Written instruction. Work out how many lines hold the string "surfly". The answer is a single number, nothing more.

Records.
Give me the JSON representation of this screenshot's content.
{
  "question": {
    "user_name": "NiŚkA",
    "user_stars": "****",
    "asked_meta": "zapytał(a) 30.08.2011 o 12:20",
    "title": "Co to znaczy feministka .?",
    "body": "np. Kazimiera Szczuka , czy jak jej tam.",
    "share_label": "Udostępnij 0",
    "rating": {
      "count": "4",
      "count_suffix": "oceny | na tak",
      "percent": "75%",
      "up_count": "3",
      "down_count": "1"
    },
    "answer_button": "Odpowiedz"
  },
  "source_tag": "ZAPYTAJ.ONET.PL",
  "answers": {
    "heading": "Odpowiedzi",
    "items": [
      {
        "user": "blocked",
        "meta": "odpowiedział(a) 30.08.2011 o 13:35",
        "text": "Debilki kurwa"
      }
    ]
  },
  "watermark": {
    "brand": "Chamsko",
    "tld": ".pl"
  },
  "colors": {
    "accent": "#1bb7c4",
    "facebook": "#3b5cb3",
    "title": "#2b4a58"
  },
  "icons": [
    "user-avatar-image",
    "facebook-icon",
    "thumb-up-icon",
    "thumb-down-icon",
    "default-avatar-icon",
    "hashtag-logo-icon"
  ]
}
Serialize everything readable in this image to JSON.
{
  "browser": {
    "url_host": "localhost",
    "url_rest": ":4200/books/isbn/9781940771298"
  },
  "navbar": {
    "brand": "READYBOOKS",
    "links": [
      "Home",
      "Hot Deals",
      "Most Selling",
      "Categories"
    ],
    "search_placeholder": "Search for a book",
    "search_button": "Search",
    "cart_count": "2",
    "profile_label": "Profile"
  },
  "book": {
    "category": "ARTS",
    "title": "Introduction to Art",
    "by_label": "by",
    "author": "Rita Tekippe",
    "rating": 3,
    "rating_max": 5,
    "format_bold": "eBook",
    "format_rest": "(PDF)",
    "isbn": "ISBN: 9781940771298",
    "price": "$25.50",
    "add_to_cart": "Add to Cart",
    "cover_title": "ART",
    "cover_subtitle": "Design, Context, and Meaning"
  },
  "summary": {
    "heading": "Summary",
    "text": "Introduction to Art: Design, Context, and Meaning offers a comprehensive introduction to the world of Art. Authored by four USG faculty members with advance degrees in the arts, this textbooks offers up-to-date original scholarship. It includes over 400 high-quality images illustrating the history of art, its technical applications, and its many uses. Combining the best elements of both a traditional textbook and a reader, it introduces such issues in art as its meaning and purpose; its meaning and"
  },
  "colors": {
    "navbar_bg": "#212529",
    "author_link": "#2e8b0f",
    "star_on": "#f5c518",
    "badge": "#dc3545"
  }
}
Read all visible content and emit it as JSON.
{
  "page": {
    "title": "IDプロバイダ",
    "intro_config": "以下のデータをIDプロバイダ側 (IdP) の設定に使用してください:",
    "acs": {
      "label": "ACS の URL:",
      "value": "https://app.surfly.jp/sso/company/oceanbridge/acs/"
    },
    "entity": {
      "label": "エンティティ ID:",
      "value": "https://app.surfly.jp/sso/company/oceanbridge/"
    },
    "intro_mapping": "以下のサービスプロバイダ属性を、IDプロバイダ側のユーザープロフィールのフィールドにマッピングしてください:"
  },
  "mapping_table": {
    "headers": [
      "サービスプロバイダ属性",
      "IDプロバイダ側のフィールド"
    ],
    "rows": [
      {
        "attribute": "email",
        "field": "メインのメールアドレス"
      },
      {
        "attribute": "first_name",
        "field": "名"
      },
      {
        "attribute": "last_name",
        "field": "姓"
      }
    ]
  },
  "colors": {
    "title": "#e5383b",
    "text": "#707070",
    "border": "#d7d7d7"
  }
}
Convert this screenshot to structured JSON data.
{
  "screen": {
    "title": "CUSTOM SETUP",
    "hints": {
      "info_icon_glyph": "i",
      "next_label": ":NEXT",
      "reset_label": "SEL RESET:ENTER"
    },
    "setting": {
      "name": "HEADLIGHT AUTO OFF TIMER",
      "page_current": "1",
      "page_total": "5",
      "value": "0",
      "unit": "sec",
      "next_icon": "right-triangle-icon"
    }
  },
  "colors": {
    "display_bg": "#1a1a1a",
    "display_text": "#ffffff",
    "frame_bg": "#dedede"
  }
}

In response. 2